-- EXERCISE GOAL --
In the data that follows, count the lines in which the word "this" occurs, and report that figure alone.

-- PROVIDED RECORDS --
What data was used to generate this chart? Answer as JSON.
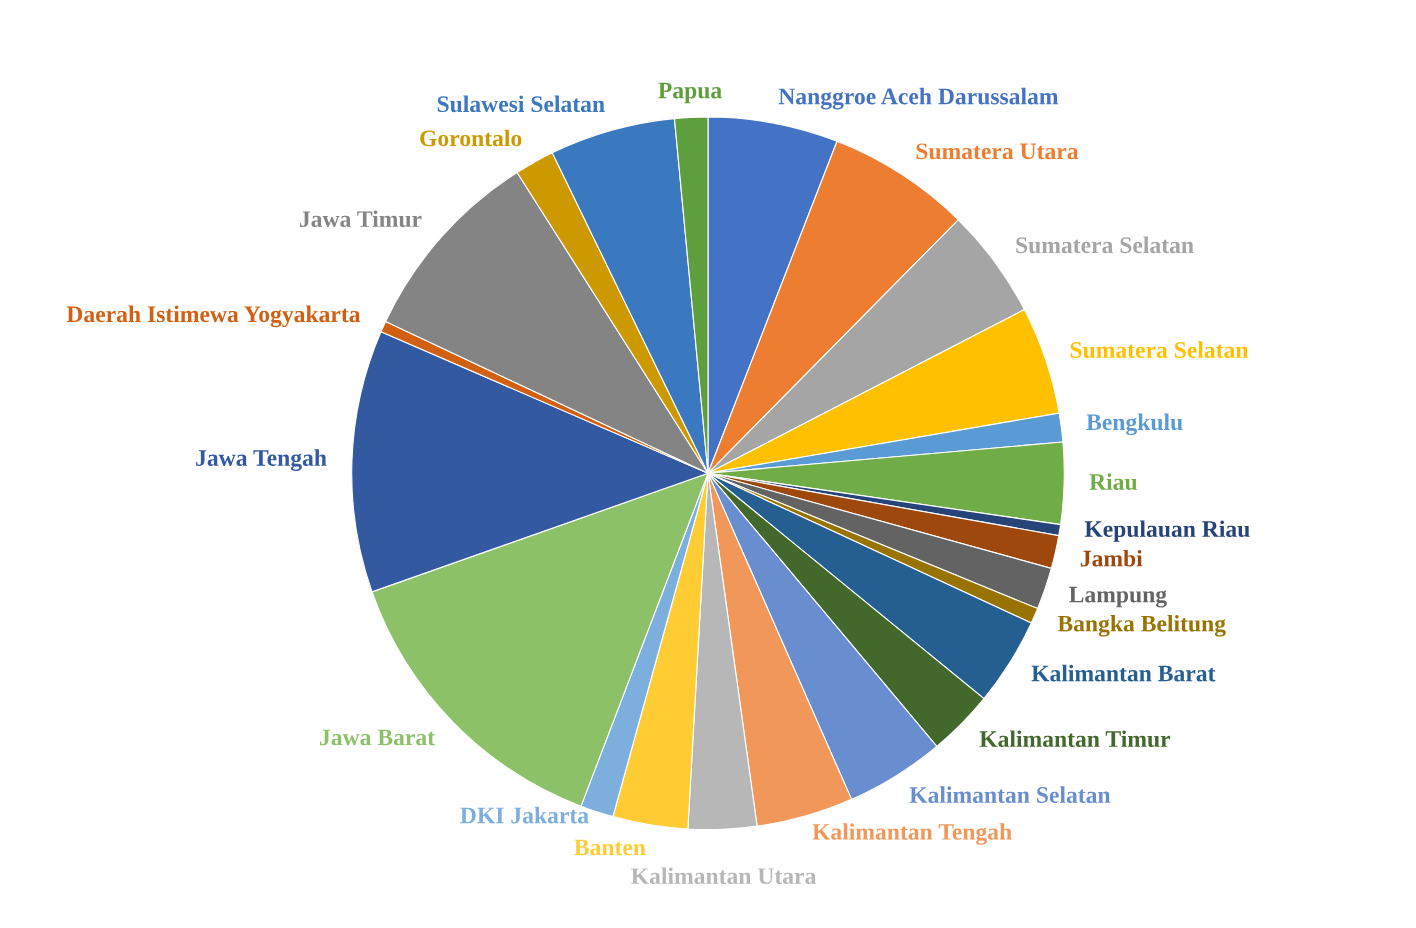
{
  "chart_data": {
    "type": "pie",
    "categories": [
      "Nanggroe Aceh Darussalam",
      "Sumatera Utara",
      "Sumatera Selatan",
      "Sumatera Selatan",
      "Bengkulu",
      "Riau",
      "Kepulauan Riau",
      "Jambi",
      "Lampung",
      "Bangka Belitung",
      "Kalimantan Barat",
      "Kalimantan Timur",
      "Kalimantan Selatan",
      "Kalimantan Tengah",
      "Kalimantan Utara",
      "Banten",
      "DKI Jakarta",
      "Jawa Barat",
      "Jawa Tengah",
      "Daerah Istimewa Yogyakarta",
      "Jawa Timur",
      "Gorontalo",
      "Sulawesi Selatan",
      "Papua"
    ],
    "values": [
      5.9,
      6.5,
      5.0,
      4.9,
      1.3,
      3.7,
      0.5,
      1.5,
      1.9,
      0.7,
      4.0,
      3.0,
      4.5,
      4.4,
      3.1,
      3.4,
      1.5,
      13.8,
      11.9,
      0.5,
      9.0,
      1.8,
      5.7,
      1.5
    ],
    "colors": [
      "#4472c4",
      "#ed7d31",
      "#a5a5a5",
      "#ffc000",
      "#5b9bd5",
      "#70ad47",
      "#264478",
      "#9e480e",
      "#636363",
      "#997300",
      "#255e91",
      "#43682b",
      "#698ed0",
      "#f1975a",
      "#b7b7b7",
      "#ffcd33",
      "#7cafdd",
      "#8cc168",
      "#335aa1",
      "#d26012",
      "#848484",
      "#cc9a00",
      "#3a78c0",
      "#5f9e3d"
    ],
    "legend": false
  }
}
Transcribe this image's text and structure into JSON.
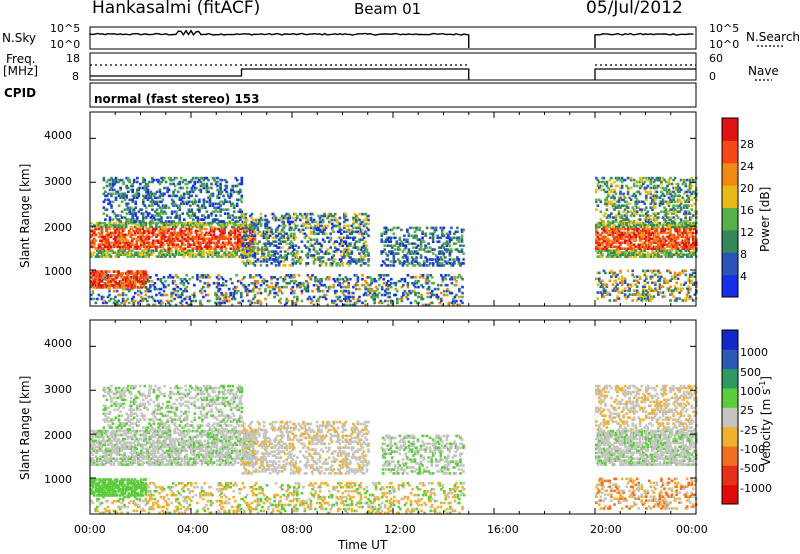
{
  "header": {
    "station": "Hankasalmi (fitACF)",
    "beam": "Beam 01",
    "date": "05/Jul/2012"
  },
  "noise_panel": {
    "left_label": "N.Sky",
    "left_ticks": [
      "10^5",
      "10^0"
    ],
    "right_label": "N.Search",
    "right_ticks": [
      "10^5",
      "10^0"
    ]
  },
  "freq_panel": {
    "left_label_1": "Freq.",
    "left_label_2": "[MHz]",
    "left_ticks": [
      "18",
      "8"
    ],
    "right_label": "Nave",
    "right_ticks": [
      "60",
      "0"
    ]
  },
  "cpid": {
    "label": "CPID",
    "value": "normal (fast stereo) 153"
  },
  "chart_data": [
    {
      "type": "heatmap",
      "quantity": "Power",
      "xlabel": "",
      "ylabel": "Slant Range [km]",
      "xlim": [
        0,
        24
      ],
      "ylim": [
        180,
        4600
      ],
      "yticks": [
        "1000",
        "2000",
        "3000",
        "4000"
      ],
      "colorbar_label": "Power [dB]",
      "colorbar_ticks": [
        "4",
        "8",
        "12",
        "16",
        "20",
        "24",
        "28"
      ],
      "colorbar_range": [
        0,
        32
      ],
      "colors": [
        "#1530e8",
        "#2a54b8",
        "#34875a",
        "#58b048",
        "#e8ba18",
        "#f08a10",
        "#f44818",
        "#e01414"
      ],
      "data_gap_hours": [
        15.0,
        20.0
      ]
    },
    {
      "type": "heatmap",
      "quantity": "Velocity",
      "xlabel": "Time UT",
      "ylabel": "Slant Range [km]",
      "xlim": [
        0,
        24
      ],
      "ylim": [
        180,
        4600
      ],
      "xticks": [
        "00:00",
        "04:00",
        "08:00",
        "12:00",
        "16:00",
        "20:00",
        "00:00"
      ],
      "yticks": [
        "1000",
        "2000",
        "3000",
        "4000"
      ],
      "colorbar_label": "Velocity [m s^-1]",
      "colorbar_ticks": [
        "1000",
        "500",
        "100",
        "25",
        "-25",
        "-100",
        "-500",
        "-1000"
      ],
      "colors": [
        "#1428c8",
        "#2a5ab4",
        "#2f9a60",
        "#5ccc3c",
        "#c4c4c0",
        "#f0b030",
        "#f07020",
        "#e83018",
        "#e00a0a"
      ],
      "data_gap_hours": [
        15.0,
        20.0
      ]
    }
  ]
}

-- THE COMPLETED TASK --
2